▸ Given instruction:
Count the lines in the listing below that contain the string "arrow". Reply with the number alone.

Bounding box annotations:
'''

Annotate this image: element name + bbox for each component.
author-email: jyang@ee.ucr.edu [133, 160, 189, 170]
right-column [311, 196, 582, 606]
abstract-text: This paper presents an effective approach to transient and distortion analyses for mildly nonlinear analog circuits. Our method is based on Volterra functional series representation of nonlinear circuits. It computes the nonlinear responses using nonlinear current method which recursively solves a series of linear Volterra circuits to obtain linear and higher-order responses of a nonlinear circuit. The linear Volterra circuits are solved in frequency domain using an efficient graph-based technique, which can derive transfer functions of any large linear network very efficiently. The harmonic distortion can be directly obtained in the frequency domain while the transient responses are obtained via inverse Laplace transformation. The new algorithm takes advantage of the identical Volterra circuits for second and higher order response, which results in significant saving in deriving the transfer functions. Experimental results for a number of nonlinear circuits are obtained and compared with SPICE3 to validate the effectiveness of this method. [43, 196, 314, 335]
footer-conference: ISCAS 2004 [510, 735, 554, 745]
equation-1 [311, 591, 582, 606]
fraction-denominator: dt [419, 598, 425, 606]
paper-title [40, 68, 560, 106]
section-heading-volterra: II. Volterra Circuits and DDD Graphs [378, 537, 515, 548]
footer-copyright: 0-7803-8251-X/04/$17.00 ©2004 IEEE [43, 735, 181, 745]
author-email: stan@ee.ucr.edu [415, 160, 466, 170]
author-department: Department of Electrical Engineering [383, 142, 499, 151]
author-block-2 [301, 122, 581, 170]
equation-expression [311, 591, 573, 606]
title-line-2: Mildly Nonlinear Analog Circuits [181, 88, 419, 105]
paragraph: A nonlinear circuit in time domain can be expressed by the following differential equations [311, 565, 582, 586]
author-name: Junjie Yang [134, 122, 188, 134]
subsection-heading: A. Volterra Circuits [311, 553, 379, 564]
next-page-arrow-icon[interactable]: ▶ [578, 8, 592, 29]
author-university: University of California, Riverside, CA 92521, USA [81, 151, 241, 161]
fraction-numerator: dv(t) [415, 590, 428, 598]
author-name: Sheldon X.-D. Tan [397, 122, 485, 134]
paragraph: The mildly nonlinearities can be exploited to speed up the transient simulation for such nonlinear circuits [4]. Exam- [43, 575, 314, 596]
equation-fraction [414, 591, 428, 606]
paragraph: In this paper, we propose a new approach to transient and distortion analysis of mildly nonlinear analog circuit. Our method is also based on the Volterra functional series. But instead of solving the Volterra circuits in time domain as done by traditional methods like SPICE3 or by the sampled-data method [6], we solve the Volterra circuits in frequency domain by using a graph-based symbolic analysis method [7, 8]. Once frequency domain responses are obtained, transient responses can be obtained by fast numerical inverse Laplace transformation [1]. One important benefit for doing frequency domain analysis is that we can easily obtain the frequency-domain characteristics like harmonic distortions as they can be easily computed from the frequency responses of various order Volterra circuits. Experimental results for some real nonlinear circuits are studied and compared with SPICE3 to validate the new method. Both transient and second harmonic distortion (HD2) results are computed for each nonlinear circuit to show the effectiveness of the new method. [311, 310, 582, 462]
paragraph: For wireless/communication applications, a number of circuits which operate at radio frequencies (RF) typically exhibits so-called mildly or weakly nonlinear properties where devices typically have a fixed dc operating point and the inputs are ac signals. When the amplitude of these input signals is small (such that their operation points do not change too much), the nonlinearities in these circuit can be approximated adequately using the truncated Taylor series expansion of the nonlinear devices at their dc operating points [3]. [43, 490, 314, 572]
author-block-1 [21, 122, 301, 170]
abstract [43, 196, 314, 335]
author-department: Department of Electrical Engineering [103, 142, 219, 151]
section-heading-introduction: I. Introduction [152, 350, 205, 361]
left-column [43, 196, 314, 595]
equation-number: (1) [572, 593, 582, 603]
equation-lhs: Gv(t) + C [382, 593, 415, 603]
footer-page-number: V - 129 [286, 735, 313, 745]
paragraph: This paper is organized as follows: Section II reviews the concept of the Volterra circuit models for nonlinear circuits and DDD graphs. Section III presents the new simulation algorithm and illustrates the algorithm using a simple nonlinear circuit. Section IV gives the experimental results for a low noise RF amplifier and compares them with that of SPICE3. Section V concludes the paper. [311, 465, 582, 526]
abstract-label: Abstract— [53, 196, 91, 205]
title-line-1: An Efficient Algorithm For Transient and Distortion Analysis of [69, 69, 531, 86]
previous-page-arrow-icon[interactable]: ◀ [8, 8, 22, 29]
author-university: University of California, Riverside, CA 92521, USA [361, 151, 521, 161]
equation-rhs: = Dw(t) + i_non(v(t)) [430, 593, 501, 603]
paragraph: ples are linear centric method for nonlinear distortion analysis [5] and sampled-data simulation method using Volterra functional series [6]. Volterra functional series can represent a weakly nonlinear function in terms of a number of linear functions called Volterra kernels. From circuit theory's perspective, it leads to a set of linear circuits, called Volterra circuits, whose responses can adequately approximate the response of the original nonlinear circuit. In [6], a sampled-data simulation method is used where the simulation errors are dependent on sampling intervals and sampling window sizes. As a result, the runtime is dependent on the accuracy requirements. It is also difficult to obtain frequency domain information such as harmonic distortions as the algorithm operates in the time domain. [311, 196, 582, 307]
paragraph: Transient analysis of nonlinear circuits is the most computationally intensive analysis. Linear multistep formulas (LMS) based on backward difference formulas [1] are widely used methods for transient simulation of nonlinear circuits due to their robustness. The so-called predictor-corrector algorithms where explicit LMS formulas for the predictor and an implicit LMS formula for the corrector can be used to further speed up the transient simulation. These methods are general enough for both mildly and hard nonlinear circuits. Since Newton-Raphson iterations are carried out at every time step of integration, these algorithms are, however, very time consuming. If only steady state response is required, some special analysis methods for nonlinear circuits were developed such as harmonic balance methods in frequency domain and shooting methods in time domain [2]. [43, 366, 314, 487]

'''

▸ Reply to the exercise:
2